* REQUIREMENTS *
Gather every line of the entries that includes the word "黑客风云联合中国黑客联盟".
DATA SECTION start
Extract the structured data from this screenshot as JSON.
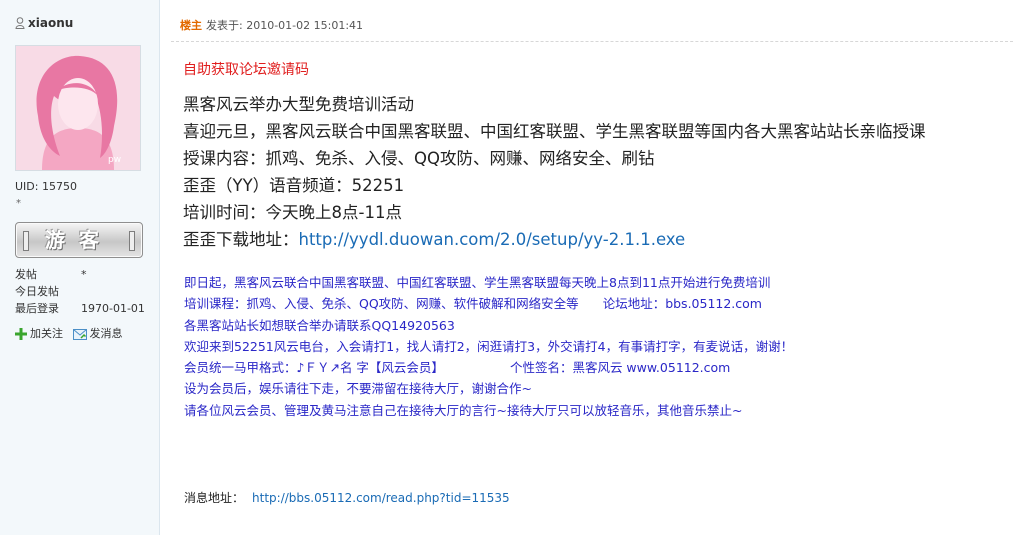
{
  "user": {
    "name": "xiaonu",
    "uid": "UID: 15750",
    "star": "*",
    "rank_badge": "游客",
    "stats": [
      {
        "label": "发帖",
        "value": "*"
      },
      {
        "label": "今日发帖",
        "value": ""
      },
      {
        "label": "最后登录",
        "value": "1970-01-01"
      }
    ],
    "actions": {
      "follow": "加关注",
      "message": "发消息"
    },
    "avatar_watermark": "pw"
  },
  "post": {
    "owner_tag": "楼主",
    "posted_at": "发表于: 2010-01-02 15:01:41",
    "title": "自助获取论坛邀请码",
    "lines": [
      "黑客风云举办大型免费培训活动",
      "喜迎元旦，黑客风云联合中国黑客联盟、中国红客联盟、学生黑客联盟等国内各大黑客站站长亲临授课",
      "授课内容：抓鸡、免杀、入侵、QQ攻防、网赚、网络安全、刷钻",
      "歪歪（YY）语音频道：52251",
      "培训时间：今天晚上8点-11点"
    ],
    "download_label": "歪歪下载地址：",
    "download_link": "http://yydl.duowan.com/2.0/setup/yy-2.1.1.exe",
    "blue": {
      "line1": "即日起，黑客风云联合中国黑客联盟、中国红客联盟、学生黑客联盟每天晚上8点到11点开始进行免费培训",
      "line2a": "培训课程：抓鸡、入侵、免杀、QQ攻防、网赚、软件破解和网络安全等",
      "line2b": "论坛地址：bbs.05112.com",
      "line3": "各黑客站站长如想联合举办请联系QQ14920563",
      "line4": "欢迎来到52251风云电台，入会请打1，找人请打2，闲逛请打3，外交请打4，有事请打字，有麦说话，谢谢！",
      "line5a": "会员统一马甲格式：♪ＦＹ↗名  字【风云会员】",
      "line5b": "个性签名：黑客风云 www.05112.com",
      "line6": "设为会员后，娱乐请往下走，不要滞留在接待大厅，谢谢合作~",
      "line7": "请各位风云会员、管理及黄马注意自己在接待大厅的言行~接待大厅只可以放轻音乐，其他音乐禁止~"
    },
    "news_label": "消息地址：",
    "news_link": "http://bbs.05112.com/read.php?tid=11535"
  }
}
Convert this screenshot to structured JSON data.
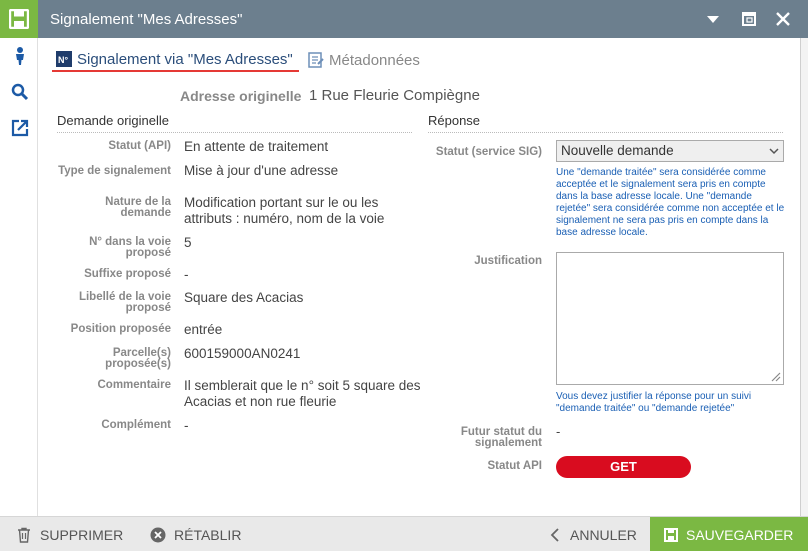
DATA SECTION end
* CORRECT OUTPUT *
      "喜迎元旦，黑客风云联合中国黑客联盟、中国红客联盟、学生黑客联盟等国内各大黑客站站长亲临授课",
      "line1": "即日起，黑客风云联合中国黑客联盟、中国红客联盟、学生黑客联盟每天晚上8点到11点开始进行免费培训",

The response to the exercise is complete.